Using the data below, copy every line that contains the word "photo".

------------------------------------------------

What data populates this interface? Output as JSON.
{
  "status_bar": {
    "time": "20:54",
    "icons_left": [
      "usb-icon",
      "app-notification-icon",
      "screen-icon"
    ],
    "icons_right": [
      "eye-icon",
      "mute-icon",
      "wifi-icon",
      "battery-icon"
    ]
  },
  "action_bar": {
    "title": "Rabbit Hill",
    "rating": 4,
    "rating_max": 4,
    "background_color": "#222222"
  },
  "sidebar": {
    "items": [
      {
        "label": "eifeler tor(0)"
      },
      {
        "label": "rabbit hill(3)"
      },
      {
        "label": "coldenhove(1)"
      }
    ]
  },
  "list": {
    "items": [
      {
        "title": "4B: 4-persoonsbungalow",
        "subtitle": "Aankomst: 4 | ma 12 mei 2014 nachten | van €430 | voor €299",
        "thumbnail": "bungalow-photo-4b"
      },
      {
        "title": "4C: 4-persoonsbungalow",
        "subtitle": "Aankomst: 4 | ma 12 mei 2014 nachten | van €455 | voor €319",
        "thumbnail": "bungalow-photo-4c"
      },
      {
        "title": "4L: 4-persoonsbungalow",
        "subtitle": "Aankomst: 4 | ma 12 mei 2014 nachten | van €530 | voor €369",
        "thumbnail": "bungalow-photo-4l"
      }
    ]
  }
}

------------------------------------------------

** RESULT BELOW **
        "thumbnail": "bungalow-photo-4b"
        "thumbnail": "bungalow-photo-4c"
        "thumbnail": "bungalow-photo-4l"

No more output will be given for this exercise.